(Data records)
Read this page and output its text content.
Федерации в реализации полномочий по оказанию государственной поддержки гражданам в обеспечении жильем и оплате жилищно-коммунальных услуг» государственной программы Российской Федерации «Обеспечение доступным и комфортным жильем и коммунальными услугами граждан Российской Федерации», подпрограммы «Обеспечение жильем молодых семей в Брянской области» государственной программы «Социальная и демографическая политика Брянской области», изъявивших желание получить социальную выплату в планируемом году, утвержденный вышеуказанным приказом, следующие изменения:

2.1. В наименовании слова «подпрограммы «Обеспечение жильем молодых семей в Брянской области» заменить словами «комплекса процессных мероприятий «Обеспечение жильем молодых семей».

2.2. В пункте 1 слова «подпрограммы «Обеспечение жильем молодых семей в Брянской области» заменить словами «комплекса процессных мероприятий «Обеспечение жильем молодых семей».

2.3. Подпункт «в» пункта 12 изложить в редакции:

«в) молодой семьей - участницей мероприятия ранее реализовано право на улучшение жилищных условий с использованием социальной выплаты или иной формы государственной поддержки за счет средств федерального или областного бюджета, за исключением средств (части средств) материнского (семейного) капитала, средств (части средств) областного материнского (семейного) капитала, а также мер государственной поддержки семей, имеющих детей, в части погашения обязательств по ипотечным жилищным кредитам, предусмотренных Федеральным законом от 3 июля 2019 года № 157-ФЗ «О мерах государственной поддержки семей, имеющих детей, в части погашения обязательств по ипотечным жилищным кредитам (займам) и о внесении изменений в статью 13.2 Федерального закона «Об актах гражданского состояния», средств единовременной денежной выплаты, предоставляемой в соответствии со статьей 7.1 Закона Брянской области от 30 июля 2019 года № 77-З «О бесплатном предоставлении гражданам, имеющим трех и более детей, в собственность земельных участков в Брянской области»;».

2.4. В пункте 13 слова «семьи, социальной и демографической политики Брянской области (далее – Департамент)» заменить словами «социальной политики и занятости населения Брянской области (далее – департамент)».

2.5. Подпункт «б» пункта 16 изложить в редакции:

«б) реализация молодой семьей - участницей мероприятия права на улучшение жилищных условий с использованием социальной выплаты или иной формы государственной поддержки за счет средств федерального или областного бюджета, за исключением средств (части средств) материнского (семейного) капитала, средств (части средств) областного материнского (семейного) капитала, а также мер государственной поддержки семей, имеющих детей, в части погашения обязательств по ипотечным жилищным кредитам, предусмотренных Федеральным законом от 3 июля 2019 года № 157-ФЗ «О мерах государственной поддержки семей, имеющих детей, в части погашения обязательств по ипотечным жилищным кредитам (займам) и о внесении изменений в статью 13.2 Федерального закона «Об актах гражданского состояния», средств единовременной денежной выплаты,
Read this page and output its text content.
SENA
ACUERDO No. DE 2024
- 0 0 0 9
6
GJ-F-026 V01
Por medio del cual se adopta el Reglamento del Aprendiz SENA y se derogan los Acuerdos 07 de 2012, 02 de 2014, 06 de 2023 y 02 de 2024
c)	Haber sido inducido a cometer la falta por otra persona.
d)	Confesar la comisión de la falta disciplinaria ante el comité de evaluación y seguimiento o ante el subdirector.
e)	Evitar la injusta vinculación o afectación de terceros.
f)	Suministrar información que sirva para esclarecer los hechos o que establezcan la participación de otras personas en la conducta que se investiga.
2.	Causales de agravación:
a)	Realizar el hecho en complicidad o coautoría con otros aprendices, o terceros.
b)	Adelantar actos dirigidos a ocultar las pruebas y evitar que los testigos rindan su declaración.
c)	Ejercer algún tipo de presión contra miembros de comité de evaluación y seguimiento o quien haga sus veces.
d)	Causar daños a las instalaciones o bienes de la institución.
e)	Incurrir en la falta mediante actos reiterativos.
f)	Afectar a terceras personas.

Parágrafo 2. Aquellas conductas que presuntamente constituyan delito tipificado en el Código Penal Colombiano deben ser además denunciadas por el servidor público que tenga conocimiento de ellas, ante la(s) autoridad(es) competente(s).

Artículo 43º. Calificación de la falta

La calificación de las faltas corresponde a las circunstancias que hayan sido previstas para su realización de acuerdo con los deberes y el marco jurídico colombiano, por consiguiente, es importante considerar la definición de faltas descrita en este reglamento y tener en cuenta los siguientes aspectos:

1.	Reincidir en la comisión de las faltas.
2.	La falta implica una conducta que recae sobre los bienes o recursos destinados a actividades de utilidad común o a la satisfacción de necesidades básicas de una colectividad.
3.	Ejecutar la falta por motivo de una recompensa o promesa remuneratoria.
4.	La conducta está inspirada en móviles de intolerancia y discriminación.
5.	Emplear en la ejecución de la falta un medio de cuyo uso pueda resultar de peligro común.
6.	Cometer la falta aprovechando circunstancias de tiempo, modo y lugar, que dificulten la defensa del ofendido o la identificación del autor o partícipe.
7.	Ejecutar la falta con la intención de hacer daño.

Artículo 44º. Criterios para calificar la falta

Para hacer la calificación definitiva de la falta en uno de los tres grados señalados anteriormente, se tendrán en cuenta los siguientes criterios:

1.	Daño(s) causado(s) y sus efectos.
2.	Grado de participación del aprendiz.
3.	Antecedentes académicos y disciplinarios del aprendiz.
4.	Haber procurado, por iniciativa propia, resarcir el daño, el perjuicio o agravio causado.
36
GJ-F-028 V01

WHAT YOU SHOULD DO:
Retype all of the entries precisely as they are.

OUTPUT:
Read this page and output its text content.
Федерации в реализации полномочий по оказанию государственной поддержки гражданам в обеспечении жильем и оплате жилищно-коммунальных услуг» государственной программы Российской Федерации «Обеспечение доступным и комфортным жильем и коммунальными услугами граждан Российской Федерации», подпрограммы «Обеспечение жильем молодых семей в Брянской области» государственной программы «Социальная и демографическая политика Брянской области», изъявивших желание получить социальную выплату в планируемом году, утвержденный вышеуказанным приказом, следующие изменения:

2.1. В наименовании слова «подпрограммы «Обеспечение жильем молодых семей в Брянской области» заменить словами «комплекса процессных мероприятий «Обеспечение жильем молодых семей».

2.2. В пункте 1 слова «подпрограммы «Обеспечение жильем молодых семей в Брянской области» заменить словами «комплекса процессных мероприятий «Обеспечение жильем молодых семей».

2.3. Подпункт «в» пункта 12 изложить в редакции:

«в) молодой семьей - участницей мероприятия ранее реализовано право на улучшение жилищных условий с использованием социальной выплаты или иной формы государственной поддержки за счет средств федерального или областного бюджета, за исключением средств (части средств) материнского (семейного) капитала, средств (части средств) областного материнского (семейного) капитала, а также мер государственной поддержки семей, имеющих детей, в части погашения обязательств по ипотечным жилищным кредитам, предусмотренных Федеральным законом от 3 июля 2019 года № 157-ФЗ «О мерах государственной поддержки семей, имеющих детей, в части погашения обязательств по ипотечным жилищным кредитам (займам) и о внесении изменений в статью 13.2 Федерального закона «Об актах гражданского состояния», средств единовременной денежной выплаты, предоставляемой в соответствии со статьей 7.1 Закона Брянской области от 30 июля 2019 года № 77-З «О бесплатном предоставлении гражданам, имеющим трех и более детей, в собственность земельных участков в Брянской области»;».

2.4. В пункте 13 слова «семьи, социальной и демографической политики Брянской области (далее – Департамент)» заменить словами «социальной политики и занятости населения Брянской области (далее – департамент)».

2.5. Подпункт «б» пункта 16 изложить в редакции:

«б) реализация молодой семьей - участницей мероприятия права на улучшение жилищных условий с использованием социальной выплаты или иной формы государственной поддержки за счет средств федерального или областного бюджета, за исключением средств (части средств) материнского (семейного) капитала, средств (части средств) областного материнского (семейного) капитала, а также мер государственной поддержки семей, имеющих детей, в части погашения обязательств по ипотечным жилищным кредитам, предусмотренных Федеральным законом от 3 июля 2019 года № 157-ФЗ «О мерах государственной поддержки семей, имеющих детей, в части погашения обязательств по ипотечным жилищным кредитам (займам) и о внесении изменений в статью 13.2 Федерального закона «Об актах гражданского состояния», средств единовременной денежной выплаты,
Read this page and output its text content.
SENA
ACUERDO No. DE 2024
- 0 0 0 9
6
GJ-F-026 V01
Por medio del cual se adopta el Reglamento del Aprendiz SENA y se derogan los Acuerdos 07 de 2012, 02 de 2014, 06 de 2023 y 02 de 2024
c)	Haber sido inducido a cometer la falta por otra persona.
d)	Confesar la comisión de la falta disciplinaria ante el comité de evaluación y seguimiento o ante el subdirector.
e)	Evitar la injusta vinculación o afectación de terceros.
f)	Suministrar información que sirva para esclarecer los hechos o que establezcan la participación de otras personas en la conducta que se investiga.
2.	Causales de agravación:
a)	Realizar el hecho en complicidad o coautoría con otros aprendices, o terceros.
b)	Adelantar actos dirigidos a ocultar las pruebas y evitar que los testigos rindan su declaración.
c)	Ejercer algún tipo de presión contra miembros de comité de evaluación y seguimiento o quien haga sus veces.
d)	Causar daños a las instalaciones o bienes de la institución.
e)	Incurrir en la falta mediante actos reiterativos.
f)	Afectar a terceras personas.

Parágrafo 2. Aquellas conductas que presuntamente constituyan delito tipificado en el Código Penal Colombiano deben ser además denunciadas por el servidor público que tenga conocimiento de ellas, ante la(s) autoridad(es) competente(s).

Artículo 43º. Calificación de la falta

La calificación de las faltas corresponde a las circunstancias que hayan sido previstas para su realización de acuerdo con los deberes y el marco jurídico colombiano, por consiguiente, es importante considerar la definición de faltas descrita en este reglamento y tener en cuenta los siguientes aspectos:

1.	Reincidir en la comisión de las faltas.
2.	La falta implica una conducta que recae sobre los bienes o recursos destinados a actividades de utilidad común o a la satisfacción de necesidades básicas de una colectividad.
3.	Ejecutar la falta por motivo de una recompensa o promesa remuneratoria.
4.	La conducta está inspirada en móviles de intolerancia y discriminación.
5.	Emplear en la ejecución de la falta un medio de cuyo uso pueda resultar de peligro común.
6.	Cometer la falta aprovechando circunstancias de tiempo, modo y lugar, que dificulten la defensa del ofendido o la identificación del autor o partícipe.
7.	Ejecutar la falta con la intención de hacer daño.

Artículo 44º. Criterios para calificar la falta

Para hacer la calificación definitiva de la falta en uno de los tres grados señalados anteriormente, se tendrán en cuenta los siguientes criterios:

1.	Daño(s) causado(s) y sus efectos.
2.	Grado de participación del aprendiz.
3.	Antecedentes académicos y disciplinarios del aprendiz.
4.	Haber procurado, por iniciativa propia, resarcir el daño, el perjuicio o agravio causado.
36
GJ-F-028 V01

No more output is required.